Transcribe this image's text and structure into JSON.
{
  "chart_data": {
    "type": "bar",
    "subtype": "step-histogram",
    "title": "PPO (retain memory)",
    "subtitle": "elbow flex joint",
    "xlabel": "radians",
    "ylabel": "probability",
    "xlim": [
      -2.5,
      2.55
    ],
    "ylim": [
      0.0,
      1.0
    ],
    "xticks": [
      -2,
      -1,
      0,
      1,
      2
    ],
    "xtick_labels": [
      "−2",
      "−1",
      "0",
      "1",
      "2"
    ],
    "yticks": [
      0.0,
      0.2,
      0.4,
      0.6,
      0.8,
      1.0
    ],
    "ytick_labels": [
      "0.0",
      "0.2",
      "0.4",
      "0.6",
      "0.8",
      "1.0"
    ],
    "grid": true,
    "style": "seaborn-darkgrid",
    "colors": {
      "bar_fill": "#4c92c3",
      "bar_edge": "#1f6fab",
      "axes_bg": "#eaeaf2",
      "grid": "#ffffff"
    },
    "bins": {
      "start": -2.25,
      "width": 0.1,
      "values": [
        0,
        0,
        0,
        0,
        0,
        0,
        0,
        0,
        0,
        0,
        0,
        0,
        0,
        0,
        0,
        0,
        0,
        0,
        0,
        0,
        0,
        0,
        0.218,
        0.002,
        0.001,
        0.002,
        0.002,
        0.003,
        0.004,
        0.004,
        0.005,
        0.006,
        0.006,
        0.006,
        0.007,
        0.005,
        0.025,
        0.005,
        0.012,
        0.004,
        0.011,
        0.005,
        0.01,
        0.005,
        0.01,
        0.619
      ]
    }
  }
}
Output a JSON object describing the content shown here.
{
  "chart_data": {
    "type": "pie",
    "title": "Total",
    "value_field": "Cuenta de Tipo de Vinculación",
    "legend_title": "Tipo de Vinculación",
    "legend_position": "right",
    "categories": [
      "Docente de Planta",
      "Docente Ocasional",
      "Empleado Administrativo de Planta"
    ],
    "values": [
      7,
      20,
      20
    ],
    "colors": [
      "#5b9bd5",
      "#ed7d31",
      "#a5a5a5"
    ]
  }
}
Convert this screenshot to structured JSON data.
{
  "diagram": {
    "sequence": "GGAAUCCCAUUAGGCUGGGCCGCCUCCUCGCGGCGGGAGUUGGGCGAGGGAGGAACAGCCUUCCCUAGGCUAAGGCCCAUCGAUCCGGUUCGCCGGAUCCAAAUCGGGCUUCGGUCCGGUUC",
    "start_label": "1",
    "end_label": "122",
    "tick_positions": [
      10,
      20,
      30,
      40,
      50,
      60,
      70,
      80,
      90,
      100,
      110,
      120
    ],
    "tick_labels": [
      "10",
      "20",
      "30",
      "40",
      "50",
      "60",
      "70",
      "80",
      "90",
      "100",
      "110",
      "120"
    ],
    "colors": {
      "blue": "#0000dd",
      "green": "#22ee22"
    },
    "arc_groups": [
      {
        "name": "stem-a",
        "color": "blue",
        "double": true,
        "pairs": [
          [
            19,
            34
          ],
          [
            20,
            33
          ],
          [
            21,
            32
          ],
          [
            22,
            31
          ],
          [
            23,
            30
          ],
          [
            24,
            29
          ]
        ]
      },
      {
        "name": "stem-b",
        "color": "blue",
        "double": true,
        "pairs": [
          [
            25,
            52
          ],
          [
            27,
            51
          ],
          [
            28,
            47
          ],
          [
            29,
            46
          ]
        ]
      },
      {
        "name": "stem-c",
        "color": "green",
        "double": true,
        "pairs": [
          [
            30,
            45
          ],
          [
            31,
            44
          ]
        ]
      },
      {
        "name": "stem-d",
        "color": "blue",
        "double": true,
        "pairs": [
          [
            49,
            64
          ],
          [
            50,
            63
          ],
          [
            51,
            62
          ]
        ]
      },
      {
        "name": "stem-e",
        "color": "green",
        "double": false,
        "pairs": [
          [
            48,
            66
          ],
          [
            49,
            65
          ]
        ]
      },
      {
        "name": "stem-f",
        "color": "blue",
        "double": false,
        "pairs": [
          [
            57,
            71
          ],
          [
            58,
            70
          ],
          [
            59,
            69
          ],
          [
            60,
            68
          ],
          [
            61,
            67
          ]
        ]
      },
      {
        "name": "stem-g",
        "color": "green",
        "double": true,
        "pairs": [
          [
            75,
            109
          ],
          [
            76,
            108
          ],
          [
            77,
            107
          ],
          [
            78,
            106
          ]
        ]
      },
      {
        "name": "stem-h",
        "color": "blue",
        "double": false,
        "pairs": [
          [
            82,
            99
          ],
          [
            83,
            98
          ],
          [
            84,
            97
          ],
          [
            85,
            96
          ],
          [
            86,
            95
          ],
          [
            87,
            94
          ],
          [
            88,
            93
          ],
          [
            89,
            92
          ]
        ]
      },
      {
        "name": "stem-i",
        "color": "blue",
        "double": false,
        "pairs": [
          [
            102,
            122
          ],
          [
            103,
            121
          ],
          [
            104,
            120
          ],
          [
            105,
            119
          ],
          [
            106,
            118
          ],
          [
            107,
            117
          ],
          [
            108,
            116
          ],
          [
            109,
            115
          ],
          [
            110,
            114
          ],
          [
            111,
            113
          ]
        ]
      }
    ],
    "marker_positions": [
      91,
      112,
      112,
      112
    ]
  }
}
- - - - -
Once more, set down the full listing, verbatim.

= RESULT =
Transcribe this image's text and structure into JSON.
{
  "chart_data": {
    "type": "bar",
    "subtype": "step-histogram",
    "title": "PPO (retain memory)",
    "subtitle": "elbow flex joint",
    "xlabel": "radians",
    "ylabel": "probability",
    "xlim": [
      -2.5,
      2.55
    ],
    "ylim": [
      0.0,
      1.0
    ],
    "xticks": [
      -2,
      -1,
      0,
      1,
      2
    ],
    "xtick_labels": [
      "−2",
      "−1",
      "0",
      "1",
      "2"
    ],
    "yticks": [
      0.0,
      0.2,
      0.4,
      0.6,
      0.8,
      1.0
    ],
    "ytick_labels": [
      "0.0",
      "0.2",
      "0.4",
      "0.6",
      "0.8",
      "1.0"
    ],
    "grid": true,
    "style": "seaborn-darkgrid",
    "colors": {
      "bar_fill": "#4c92c3",
      "bar_edge": "#1f6fab",
      "axes_bg": "#eaeaf2",
      "grid": "#ffffff"
    },
    "bins": {
      "start": -2.25,
      "width": 0.1,
      "values": [
        0,
        0,
        0,
        0,
        0,
        0,
        0,
        0,
        0,
        0,
        0,
        0,
        0,
        0,
        0,
        0,
        0,
        0,
        0,
        0,
        0,
        0,
        0.218,
        0.002,
        0.001,
        0.002,
        0.002,
        0.003,
        0.004,
        0.004,
        0.005,
        0.006,
        0.006,
        0.006,
        0.007,
        0.005,
        0.025,
        0.005,
        0.012,
        0.004,
        0.011,
        0.005,
        0.01,
        0.005,
        0.01,
        0.619
      ]
    }
  }
}
Output a JSON object describing the content shown here.
{
  "chart_data": {
    "type": "pie",
    "title": "Total",
    "value_field": "Cuenta de Tipo de Vinculación",
    "legend_title": "Tipo de Vinculación",
    "legend_position": "right",
    "categories": [
      "Docente de Planta",
      "Docente Ocasional",
      "Empleado Administrativo de Planta"
    ],
    "values": [
      7,
      20,
      20
    ],
    "colors": [
      "#5b9bd5",
      "#ed7d31",
      "#a5a5a5"
    ]
  }
}
Convert this screenshot to structured JSON data.
{
  "diagram": {
    "sequence": "GGAAUCCCAUUAGGCUGGGCCGCCUCCUCGCGGCGGGAGUUGGGCGAGGGAGGAACAGCCUUCCCUAGGCUAAGGCCCAUCGAUCCGGUUCGCCGGAUCCAAAUCGGGCUUCGGUCCGGUUC",
    "start_label": "1",
    "end_label": "122",
    "tick_positions": [
      10,
      20,
      30,
      40,
      50,
      60,
      70,
      80,
      90,
      100,
      110,
      120
    ],
    "tick_labels": [
      "10",
      "20",
      "30",
      "40",
      "50",
      "60",
      "70",
      "80",
      "90",
      "100",
      "110",
      "120"
    ],
    "colors": {
      "blue": "#0000dd",
      "green": "#22ee22"
    },
    "arc_groups": [
      {
        "name": "stem-a",
        "color": "blue",
        "double": true,
        "pairs": [
          [
            19,
            34
          ],
          [
            20,
            33
          ],
          [
            21,
            32
          ],
          [
            22,
            31
          ],
          [
            23,
            30
          ],
          [
            24,
            29
          ]
        ]
      },
      {
        "name": "stem-b",
        "color": "blue",
        "double": true,
        "pairs": [
          [
            25,
            52
          ],
          [
            27,
            51
          ],
          [
            28,
            47
          ],
          [
            29,
            46
          ]
        ]
      },
      {
        "name": "stem-c",
        "color": "green",
        "double": true,
        "pairs": [
          [
            30,
            45
          ],
          [
            31,
            44
          ]
        ]
      },
      {
        "name": "stem-d",
        "color": "blue",
        "double": true,
        "pairs": [
          [
            49,
            64
          ],
          [
            50,
            63
          ],
          [
            51,
            62
          ]
        ]
      },
      {
        "name": "stem-e",
        "color": "green",
        "double": false,
        "pairs": [
          [
            48,
            66
          ],
          [
            49,
            65
          ]
        ]
      },
      {
        "name": "stem-f",
        "color": "blue",
        "double": false,
        "pairs": [
          [
            57,
            71
          ],
          [
            58,
            70
          ],
          [
            59,
            69
          ],
          [
            60,
            68
          ],
          [
            61,
            67
          ]
        ]
      },
      {
        "name": "stem-g",
        "color": "green",
        "double": true,
        "pairs": [
          [
            75,
            109
          ],
          [
            76,
            108
          ],
          [
            77,
            107
          ],
          [
            78,
            106
          ]
        ]
      },
      {
        "name": "stem-h",
        "color": "blue",
        "double": false,
        "pairs": [
          [
            82,
            99
          ],
          [
            83,
            98
          ],
          [
            84,
            97
          ],
          [
            85,
            96
          ],
          [
            86,
            95
          ],
          [
            87,
            94
          ],
          [
            88,
            93
          ],
          [
            89,
            92
          ]
        ]
      },
      {
        "name": "stem-i",
        "color": "blue",
        "double": false,
        "pairs": [
          [
            102,
            122
          ],
          [
            103,
            121
          ],
          [
            104,
            120
          ],
          [
            105,
            119
          ],
          [
            106,
            118
          ],
          [
            107,
            117
          ],
          [
            108,
            116
          ],
          [
            109,
            115
          ],
          [
            110,
            114
          ],
          [
            111,
            113
          ]
        ]
      }
    ],
    "marker_positions": [
      91,
      112,
      112,
      112
    ]
  }
}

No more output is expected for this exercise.